* begin GIVEN DATA *
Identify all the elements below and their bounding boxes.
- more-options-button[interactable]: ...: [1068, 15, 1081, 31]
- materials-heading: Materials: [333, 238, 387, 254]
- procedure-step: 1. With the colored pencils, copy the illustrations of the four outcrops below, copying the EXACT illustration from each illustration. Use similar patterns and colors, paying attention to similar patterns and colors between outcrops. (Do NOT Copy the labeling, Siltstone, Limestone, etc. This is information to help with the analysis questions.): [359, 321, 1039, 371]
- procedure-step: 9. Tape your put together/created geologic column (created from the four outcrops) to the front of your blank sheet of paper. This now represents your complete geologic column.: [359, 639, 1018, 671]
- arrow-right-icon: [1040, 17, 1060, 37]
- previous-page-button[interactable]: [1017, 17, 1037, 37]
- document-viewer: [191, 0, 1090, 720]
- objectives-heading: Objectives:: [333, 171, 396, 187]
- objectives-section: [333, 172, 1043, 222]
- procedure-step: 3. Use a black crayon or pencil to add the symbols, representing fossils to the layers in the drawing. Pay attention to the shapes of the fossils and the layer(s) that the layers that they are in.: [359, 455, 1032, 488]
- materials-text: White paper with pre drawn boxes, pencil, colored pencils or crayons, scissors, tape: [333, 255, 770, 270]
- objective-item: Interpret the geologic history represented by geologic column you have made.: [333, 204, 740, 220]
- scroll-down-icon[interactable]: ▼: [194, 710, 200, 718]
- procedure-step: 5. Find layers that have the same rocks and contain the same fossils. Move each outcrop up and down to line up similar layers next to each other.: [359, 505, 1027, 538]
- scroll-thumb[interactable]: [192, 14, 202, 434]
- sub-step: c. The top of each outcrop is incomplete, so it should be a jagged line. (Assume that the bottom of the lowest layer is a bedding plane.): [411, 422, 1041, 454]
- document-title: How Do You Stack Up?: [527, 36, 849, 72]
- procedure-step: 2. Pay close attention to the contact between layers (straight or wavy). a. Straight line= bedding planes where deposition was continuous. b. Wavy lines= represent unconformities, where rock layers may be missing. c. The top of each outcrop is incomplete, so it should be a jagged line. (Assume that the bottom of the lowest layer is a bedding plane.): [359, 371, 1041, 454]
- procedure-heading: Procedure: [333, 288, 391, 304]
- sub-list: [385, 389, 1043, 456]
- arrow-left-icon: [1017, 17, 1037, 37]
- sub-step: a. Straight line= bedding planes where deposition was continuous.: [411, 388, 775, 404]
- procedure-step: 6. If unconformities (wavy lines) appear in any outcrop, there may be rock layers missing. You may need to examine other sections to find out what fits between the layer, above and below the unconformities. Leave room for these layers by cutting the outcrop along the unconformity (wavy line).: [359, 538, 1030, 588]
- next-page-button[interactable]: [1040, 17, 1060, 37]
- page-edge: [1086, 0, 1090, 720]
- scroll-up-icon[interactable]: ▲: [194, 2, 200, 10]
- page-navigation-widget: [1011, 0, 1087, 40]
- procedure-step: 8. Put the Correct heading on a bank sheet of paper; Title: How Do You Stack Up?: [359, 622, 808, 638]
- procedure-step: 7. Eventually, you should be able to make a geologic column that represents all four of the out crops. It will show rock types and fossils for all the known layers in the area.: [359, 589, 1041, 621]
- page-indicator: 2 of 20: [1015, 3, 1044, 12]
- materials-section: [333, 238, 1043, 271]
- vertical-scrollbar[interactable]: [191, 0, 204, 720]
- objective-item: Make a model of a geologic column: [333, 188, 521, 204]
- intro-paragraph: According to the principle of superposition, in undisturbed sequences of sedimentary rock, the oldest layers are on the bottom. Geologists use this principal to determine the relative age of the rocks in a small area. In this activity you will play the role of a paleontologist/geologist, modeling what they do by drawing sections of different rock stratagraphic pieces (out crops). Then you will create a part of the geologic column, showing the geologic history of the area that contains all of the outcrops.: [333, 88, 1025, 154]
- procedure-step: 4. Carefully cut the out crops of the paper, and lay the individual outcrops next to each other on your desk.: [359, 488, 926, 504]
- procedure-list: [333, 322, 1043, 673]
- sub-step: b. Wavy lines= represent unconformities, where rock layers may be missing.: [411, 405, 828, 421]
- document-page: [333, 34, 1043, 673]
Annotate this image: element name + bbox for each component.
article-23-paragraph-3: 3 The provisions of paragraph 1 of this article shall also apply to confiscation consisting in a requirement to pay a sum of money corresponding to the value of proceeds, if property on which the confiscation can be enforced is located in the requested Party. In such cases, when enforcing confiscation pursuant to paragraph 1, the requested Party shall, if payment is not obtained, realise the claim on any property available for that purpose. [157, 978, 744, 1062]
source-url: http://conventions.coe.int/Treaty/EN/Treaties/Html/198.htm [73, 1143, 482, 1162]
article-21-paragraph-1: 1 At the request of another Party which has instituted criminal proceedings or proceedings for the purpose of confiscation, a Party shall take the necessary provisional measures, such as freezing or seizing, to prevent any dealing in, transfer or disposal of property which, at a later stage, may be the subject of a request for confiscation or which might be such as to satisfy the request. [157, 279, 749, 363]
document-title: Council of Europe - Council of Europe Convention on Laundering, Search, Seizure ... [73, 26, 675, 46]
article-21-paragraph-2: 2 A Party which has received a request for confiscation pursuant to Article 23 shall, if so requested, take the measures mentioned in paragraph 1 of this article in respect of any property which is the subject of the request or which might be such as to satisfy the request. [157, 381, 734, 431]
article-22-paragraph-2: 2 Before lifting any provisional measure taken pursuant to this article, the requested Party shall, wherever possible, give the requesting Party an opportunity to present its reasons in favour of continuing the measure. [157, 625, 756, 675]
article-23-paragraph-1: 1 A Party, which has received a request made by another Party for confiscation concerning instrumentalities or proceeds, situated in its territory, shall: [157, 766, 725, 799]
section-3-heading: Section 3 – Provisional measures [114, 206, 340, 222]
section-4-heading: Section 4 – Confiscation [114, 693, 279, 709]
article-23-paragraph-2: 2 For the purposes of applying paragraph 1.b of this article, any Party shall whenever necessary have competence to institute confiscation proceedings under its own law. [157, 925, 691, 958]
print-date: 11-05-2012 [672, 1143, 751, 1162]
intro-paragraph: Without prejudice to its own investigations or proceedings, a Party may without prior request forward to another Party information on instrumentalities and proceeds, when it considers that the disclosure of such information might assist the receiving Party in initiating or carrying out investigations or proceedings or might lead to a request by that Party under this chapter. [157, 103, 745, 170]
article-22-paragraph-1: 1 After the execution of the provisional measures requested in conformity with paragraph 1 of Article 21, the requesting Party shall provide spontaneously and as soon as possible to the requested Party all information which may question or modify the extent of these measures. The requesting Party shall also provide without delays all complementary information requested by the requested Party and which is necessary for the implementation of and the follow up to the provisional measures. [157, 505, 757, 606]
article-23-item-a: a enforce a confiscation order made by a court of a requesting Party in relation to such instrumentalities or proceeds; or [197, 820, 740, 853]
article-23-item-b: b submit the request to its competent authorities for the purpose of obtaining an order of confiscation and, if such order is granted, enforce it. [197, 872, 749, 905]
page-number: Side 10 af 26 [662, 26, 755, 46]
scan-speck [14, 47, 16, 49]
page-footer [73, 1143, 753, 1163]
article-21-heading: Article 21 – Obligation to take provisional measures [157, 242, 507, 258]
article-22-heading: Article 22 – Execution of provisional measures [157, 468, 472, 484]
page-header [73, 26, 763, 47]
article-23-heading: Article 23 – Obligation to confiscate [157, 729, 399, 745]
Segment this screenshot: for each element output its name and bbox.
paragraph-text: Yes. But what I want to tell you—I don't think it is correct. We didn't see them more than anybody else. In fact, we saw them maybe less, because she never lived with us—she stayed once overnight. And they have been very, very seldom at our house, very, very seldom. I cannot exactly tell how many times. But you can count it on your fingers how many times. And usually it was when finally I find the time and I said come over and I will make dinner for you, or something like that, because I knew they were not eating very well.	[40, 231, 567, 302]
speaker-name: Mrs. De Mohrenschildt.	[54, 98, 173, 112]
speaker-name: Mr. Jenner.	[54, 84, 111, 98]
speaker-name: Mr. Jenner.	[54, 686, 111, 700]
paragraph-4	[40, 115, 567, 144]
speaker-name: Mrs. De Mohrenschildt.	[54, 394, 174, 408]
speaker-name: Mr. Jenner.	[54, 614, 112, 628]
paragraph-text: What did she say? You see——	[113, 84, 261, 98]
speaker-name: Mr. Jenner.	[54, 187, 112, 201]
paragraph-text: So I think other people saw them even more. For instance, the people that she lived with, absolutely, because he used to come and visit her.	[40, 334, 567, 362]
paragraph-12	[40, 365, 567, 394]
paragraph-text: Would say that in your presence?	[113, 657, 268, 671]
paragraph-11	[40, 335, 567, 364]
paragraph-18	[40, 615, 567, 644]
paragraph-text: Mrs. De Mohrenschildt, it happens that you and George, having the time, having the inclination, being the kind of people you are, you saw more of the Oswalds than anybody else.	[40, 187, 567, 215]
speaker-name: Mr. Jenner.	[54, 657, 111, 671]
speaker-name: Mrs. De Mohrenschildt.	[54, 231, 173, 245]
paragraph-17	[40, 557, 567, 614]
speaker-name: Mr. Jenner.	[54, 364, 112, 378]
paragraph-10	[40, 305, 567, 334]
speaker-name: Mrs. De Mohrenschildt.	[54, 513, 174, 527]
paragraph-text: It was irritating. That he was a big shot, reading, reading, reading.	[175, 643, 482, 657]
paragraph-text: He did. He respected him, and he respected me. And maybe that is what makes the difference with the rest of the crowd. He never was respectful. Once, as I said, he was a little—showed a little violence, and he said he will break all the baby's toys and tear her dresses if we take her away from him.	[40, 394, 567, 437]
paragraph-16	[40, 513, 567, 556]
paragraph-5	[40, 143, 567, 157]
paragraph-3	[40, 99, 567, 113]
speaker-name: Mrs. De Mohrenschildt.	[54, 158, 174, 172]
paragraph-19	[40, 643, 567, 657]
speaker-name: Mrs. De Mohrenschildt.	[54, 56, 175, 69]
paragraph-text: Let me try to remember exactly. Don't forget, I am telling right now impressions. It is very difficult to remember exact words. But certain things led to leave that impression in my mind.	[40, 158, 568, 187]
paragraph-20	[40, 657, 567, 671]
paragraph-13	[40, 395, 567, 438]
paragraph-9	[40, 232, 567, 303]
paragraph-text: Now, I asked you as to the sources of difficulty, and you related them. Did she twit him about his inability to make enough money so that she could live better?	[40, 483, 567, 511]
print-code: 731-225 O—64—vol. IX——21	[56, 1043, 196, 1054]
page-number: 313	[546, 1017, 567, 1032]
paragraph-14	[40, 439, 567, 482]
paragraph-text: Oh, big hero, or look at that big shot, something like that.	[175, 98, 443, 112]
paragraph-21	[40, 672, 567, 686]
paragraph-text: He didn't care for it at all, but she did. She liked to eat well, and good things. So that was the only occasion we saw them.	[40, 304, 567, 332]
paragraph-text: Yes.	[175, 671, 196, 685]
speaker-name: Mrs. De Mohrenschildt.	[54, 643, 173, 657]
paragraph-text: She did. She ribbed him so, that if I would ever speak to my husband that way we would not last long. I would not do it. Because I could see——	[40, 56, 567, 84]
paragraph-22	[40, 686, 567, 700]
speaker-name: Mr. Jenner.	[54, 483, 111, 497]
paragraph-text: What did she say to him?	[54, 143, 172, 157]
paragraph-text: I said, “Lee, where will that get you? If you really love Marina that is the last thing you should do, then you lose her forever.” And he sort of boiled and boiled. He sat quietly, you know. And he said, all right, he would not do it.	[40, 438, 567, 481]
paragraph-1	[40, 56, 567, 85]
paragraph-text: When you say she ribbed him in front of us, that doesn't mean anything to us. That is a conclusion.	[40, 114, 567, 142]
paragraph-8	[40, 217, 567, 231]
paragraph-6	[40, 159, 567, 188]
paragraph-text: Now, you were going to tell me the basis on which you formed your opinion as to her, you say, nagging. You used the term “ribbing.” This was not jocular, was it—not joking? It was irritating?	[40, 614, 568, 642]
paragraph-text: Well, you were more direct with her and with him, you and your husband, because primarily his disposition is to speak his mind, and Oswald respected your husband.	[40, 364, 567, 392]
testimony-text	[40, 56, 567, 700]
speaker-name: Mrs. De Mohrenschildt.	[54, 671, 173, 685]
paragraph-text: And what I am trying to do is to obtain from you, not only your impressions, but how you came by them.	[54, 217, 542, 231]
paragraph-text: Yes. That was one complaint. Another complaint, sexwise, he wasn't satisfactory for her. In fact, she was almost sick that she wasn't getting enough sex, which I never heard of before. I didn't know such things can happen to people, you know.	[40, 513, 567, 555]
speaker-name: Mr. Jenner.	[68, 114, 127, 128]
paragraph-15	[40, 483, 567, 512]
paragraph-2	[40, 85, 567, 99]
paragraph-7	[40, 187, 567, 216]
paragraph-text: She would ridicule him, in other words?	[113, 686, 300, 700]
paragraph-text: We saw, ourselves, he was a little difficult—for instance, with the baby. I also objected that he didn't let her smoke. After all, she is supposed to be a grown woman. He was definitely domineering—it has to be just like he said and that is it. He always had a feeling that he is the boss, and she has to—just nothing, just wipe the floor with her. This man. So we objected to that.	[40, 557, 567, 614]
* end GIVEN DATA *
## INSTRUCTIONS FOR THE TASK
Reproduce word for word the stretch of the records from the first line through the line containing "- scroll-thumb[interactable]: [192, 14, 202, 434]", including both of those lines.

## EXERCISE ANSWER
Identify all the elements below and their bounding boxes.
- more-options-button[interactable]: ...: [1068, 15, 1081, 31]
- materials-heading: Materials: [333, 238, 387, 254]
- procedure-step: 1. With the colored pencils, copy the illustrations of the four outcrops below, copying the EXACT illustration from each illustration. Use similar patterns and colors, paying attention to similar patterns and colors between outcrops. (Do NOT Copy the labeling, Siltstone, Limestone, etc. This is information to help with the analysis questions.): [359, 321, 1039, 371]
- procedure-step: 9. Tape your put together/created geologic column (created from the four outcrops) to the front of your blank sheet of paper. This now represents your complete geologic column.: [359, 639, 1018, 671]
- arrow-right-icon: [1040, 17, 1060, 37]
- previous-page-button[interactable]: [1017, 17, 1037, 37]
- document-viewer: [191, 0, 1090, 720]
- objectives-heading: Objectives:: [333, 171, 396, 187]
- objectives-section: [333, 172, 1043, 222]
- procedure-step: 3. Use a black crayon or pencil to add the symbols, representing fossils to the layers in the drawing. Pay attention to the shapes of the fossils and the layer(s) that the layers that they are in.: [359, 455, 1032, 488]
- materials-text: White paper with pre drawn boxes, pencil, colored pencils or crayons, scissors, tape: [333, 255, 770, 270]
- objective-item: Interpret the geologic history represented by geologic column you have made.: [333, 204, 740, 220]
- scroll-down-icon[interactable]: ▼: [194, 710, 200, 718]
- procedure-step: 5. Find layers that have the same rocks and contain the same fossils. Move each outcrop up and down to line up similar layers next to each other.: [359, 505, 1027, 538]
- scroll-thumb[interactable]: [192, 14, 202, 434]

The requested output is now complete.